I'm lucky to have such a low-key mom.  We actually live next door to her, in her rental unit, which could have been a disaster for some families but works okay for us.  I'm so happy she gets to be a part of her grandbaby's life, and I plan to use her for childcare once I start going out on my own again in the winter/spring.  She had a terrible birth with me and was pretty open with the birth doom stories when I first got pregnant ("Birth plan?? HA!"), but we've talked about things since then and she's got a more positive attitude now, and realizes that her bad birth was due to a pretty rare malpositioning.  

 

My MIL has good birth stories but serious personal boundary issues.  She lives an ocean away, so it's not a big problem, but she was here for most of August.  She would grope my belly whenever the spirit moved her, sometimes as a complete surprise to me, sometimes touching my breasts in the process, insisting that she HAD to feel the baby move before she left.  She wasn't trying to be inappropriate or mean, I guess, she's just super excited about the baby, but HOLY COW LADY.  I wanted her to have a good time, and I knew she wouldn't be here forever, so I didn't tell her not to touch me.  irked.gif  But damn.  ALSO she made up an AWFUL nickname for the baby and then repeated it essentially all day every day ("How's my #$!#%!T#% today?!?!?!?!")  The nickname wasn't actually obscene but I hate it so much I don't want to type it out.  And I wanted to say it's not YOUR anything, but actually it is her grandbaby, so I guess she is entitled to feel a little proprietary, especially since she lives so far away and it won't be an issue in practical matters.    And she tried to tell me why I need to get a stroller ASAP and why I need a playpen to establish baby's personal space and why I need to expose the back of baby's head to sunlight (light penetrates the cerebellum and sets the internal clock, you see) and why I should hire a live-in nanny (!) and all this other stuff.  Again, she's excited, she likes babies, she thinks she knows stuff, she's trying to help, yadda yadda, so I can't be too mad about it, but I feel like she thinks I'm completely stupid for planning things the way I am.

> **Extracted material**
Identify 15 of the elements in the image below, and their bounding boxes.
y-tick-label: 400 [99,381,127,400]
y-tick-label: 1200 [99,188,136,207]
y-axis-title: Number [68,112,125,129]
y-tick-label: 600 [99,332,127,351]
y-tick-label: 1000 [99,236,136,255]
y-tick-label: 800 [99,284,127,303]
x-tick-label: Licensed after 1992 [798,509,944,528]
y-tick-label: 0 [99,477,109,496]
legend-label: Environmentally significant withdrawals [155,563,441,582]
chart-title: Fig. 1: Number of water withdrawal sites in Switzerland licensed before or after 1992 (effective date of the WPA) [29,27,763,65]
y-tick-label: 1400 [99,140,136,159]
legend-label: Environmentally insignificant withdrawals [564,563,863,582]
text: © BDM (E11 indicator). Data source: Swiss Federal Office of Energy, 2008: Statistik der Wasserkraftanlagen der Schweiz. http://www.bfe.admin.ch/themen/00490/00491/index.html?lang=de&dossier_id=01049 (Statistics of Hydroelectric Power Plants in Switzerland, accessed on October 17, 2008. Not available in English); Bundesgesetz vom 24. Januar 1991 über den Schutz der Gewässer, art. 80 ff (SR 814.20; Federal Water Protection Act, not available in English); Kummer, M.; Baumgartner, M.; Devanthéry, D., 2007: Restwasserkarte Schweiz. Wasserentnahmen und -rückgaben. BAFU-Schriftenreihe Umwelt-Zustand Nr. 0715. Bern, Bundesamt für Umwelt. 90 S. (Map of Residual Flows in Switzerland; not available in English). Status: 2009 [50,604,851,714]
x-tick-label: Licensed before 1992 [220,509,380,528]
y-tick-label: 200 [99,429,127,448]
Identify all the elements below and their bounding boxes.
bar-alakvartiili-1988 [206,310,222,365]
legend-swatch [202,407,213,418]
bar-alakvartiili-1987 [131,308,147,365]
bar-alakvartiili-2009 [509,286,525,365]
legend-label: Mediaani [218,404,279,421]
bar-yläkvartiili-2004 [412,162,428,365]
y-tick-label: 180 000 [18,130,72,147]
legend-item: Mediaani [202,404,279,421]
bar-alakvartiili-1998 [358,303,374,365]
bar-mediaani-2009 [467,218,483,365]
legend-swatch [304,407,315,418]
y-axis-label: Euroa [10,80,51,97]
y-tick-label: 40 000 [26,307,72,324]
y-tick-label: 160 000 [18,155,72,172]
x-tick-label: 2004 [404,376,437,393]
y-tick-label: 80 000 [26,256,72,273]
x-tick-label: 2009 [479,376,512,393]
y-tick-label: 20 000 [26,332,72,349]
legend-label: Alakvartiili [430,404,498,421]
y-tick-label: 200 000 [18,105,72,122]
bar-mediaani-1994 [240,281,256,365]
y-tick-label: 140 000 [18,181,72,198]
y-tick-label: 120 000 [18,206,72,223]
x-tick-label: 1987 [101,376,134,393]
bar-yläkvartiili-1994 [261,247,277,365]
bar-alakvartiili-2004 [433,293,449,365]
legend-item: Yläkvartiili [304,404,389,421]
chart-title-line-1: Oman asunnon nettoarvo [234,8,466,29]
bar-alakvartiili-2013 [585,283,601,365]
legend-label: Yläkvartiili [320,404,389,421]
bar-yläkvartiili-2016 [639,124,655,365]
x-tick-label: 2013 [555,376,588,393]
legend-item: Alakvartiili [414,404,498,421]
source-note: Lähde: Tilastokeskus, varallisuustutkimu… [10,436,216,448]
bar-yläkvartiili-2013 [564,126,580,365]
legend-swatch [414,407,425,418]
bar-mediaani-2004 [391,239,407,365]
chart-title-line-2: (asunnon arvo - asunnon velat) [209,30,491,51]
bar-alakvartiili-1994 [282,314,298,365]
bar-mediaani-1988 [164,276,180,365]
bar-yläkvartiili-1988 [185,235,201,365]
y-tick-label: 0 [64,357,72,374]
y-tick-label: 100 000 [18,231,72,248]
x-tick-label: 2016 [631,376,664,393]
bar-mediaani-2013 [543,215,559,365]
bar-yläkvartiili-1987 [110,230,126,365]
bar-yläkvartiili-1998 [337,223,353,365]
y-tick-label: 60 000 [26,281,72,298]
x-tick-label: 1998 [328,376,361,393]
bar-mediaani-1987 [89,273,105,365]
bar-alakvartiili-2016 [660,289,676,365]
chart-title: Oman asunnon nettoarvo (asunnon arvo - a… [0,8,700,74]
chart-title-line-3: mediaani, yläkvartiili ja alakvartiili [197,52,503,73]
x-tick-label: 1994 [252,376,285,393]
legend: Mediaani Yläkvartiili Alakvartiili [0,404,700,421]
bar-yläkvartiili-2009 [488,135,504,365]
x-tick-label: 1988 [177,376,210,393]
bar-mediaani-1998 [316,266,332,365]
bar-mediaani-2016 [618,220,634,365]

> **Directive**
Transcribe the stretch of the post about the mother and mother-in-law from "I'm lucky to" through "pretty rare malpositioning.". These entries come from a different source than the text.

> **Complete answer**
I'm lucky to have such a low-key mom.  We actually live next door to her, in her rental unit, which could have been a disaster for some families but works okay for us.  I'm so happy she gets to be a part of her grandbaby's life, and I plan to use her for childcare once I start going out on my own again in the winter/spring.  She had a terrible birth with me and was pretty open with the birth doom stories when I first got pregnant ("Birth plan?? HA!"), but we've talked about things since then and she's got a more positive attitude now, and realizes that her bad birth was due to a pretty rare malpositioning.